■ What you are asked to do ■
Give only the number of lines in the listing below where the string "JSON" occurs.

━━━━━ Excerpted data ━━━━━

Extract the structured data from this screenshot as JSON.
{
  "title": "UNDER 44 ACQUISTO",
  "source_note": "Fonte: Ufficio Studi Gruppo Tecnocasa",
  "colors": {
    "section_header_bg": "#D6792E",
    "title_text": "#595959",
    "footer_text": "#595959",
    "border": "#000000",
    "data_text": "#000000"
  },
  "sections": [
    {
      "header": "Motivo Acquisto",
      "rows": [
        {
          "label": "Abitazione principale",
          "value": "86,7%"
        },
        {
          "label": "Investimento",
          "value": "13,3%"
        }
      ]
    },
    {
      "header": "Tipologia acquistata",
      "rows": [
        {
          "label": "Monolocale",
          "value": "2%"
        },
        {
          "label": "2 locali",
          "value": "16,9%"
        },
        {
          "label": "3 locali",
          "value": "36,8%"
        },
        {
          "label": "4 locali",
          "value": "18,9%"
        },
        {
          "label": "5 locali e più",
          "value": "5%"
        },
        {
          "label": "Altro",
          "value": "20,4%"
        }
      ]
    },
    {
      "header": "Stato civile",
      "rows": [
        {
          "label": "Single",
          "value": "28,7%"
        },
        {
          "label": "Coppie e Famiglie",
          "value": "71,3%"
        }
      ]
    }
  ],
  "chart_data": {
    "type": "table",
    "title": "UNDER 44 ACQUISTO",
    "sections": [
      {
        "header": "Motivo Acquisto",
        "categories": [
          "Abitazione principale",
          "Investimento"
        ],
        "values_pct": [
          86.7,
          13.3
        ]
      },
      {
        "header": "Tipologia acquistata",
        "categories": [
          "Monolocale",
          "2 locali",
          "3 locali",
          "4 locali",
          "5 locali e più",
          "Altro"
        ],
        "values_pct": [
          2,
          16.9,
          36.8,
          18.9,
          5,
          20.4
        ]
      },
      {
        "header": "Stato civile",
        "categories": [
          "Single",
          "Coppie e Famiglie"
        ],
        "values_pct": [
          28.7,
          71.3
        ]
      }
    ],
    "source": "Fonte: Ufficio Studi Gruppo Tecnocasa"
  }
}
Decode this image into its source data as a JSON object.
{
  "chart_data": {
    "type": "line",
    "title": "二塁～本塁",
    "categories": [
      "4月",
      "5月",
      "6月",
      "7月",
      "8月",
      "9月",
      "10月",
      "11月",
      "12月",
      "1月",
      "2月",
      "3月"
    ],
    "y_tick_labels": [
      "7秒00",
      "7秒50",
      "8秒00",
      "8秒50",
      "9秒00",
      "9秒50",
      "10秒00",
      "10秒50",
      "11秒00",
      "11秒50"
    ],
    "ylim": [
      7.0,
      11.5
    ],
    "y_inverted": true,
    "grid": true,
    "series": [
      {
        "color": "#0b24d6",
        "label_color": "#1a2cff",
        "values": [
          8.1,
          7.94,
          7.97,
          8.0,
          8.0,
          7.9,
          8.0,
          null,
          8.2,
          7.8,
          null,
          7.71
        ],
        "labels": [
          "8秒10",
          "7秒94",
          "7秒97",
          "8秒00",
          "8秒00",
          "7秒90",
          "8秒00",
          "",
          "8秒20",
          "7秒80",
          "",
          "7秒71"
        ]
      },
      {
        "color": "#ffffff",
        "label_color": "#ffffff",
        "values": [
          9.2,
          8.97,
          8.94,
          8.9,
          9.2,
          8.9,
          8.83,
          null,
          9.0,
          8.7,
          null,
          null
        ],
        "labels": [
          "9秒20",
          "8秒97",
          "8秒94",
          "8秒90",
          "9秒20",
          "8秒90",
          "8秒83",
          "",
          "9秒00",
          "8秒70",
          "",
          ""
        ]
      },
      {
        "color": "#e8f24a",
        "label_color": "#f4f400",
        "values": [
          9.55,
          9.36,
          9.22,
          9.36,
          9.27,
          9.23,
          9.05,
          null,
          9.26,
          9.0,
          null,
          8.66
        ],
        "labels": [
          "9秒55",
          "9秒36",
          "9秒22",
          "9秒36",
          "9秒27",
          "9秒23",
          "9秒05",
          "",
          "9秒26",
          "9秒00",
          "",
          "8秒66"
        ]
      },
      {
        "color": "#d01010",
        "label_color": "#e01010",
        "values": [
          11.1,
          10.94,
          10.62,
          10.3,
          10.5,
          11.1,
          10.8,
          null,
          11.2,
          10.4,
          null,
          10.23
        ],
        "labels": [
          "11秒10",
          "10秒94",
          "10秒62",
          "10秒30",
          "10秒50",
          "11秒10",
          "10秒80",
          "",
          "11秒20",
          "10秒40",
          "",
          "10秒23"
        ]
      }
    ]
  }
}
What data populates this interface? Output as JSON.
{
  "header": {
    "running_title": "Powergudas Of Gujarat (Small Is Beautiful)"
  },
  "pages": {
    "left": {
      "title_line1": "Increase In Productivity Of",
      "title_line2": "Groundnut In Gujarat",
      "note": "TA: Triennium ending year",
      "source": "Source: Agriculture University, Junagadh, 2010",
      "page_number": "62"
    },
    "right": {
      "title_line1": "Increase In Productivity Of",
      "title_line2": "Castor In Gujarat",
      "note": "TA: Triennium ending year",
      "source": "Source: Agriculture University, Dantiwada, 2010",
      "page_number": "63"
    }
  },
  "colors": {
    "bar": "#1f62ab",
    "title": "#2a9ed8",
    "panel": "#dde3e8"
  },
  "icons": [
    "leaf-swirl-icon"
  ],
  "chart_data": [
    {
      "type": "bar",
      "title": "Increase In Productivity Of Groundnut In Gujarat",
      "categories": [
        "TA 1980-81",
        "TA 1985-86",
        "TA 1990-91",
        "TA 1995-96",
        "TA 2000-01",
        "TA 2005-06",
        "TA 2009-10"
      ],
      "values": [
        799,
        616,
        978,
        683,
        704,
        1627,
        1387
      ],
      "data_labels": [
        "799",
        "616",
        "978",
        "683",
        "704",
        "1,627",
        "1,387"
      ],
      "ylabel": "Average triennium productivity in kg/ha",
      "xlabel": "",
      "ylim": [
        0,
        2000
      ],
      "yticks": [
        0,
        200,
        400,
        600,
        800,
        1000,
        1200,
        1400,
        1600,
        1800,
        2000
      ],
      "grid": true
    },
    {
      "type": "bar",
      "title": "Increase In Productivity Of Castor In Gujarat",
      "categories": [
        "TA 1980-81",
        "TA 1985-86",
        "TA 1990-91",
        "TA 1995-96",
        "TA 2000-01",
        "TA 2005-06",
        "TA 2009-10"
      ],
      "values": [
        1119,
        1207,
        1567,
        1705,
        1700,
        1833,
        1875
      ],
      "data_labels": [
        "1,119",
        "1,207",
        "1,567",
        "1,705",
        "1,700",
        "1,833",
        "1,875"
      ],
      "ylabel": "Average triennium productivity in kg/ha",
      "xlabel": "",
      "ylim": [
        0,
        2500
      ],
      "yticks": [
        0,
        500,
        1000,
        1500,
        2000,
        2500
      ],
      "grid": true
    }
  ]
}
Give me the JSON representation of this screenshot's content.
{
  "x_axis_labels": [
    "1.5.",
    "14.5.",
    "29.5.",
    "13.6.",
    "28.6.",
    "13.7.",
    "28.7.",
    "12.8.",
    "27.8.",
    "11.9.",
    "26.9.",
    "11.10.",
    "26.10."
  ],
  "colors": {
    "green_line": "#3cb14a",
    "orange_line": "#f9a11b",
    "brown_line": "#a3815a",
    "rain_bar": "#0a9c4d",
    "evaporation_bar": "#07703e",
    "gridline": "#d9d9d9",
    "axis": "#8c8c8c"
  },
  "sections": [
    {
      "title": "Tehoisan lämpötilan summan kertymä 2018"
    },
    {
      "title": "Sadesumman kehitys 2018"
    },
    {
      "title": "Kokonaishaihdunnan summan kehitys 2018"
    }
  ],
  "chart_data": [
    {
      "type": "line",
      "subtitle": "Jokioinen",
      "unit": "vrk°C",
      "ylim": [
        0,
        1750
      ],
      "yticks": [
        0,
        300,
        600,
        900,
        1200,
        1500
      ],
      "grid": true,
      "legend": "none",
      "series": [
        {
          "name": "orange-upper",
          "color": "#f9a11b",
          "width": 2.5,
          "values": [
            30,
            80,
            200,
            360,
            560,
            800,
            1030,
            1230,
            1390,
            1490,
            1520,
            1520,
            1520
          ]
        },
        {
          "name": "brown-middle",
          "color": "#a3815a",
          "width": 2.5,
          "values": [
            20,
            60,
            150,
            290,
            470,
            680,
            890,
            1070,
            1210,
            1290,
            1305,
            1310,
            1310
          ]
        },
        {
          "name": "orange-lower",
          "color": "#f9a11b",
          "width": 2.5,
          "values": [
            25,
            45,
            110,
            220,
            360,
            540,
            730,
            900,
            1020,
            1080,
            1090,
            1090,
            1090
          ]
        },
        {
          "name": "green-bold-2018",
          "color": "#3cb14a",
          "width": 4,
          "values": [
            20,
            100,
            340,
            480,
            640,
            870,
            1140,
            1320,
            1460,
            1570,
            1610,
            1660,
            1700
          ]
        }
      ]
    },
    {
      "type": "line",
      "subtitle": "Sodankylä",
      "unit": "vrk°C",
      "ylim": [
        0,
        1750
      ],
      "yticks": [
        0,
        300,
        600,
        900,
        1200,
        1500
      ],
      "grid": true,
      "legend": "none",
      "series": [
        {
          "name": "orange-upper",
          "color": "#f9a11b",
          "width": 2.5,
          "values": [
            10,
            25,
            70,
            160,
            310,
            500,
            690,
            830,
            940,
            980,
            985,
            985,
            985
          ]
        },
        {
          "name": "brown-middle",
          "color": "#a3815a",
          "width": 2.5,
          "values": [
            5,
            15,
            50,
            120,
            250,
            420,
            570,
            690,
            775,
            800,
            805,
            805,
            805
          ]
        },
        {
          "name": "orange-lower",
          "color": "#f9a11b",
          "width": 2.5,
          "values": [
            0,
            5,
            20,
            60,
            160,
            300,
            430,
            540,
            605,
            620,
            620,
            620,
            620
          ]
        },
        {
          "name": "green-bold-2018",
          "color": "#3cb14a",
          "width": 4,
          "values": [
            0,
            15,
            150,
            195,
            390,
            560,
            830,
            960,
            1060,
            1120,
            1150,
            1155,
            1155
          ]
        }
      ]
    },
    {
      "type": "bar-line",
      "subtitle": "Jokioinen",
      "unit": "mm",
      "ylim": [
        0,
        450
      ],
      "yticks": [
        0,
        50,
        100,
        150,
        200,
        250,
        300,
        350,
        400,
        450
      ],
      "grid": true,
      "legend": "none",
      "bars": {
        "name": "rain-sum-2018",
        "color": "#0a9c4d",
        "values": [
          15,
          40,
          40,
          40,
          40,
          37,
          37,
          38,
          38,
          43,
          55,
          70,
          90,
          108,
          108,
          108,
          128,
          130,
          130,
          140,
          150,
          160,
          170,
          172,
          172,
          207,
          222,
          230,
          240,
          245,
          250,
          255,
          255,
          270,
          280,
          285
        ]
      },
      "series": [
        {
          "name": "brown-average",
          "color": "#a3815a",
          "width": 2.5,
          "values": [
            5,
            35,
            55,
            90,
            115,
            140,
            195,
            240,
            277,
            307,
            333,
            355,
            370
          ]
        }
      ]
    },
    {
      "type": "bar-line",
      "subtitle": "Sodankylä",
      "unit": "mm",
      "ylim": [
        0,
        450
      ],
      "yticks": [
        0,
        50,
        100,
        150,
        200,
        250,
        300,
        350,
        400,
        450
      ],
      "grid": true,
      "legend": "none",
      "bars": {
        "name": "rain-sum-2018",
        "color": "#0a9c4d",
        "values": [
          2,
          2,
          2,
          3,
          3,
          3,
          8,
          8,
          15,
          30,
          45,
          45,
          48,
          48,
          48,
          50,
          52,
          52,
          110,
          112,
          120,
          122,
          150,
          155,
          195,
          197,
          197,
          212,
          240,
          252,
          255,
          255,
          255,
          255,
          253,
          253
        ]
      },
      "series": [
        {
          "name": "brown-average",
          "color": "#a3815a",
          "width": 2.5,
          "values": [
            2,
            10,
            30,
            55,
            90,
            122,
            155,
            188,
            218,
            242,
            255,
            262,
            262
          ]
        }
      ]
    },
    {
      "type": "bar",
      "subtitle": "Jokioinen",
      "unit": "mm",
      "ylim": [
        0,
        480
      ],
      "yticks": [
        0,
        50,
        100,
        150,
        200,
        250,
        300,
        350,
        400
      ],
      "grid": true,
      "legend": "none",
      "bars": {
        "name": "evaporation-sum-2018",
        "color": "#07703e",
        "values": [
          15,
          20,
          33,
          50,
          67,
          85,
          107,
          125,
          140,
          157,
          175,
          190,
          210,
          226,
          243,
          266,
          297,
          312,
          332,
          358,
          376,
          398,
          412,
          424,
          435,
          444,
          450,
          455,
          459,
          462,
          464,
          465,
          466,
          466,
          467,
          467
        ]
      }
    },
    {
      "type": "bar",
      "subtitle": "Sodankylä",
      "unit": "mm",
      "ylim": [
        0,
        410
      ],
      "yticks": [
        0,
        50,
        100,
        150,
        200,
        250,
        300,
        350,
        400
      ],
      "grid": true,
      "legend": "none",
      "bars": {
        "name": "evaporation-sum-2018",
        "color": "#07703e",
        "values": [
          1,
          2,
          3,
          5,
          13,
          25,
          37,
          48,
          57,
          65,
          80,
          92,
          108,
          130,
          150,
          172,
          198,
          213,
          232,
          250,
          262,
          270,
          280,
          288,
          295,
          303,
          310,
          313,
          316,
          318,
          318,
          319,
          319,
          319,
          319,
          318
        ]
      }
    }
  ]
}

━━━━━

■ Solution to this task ■
4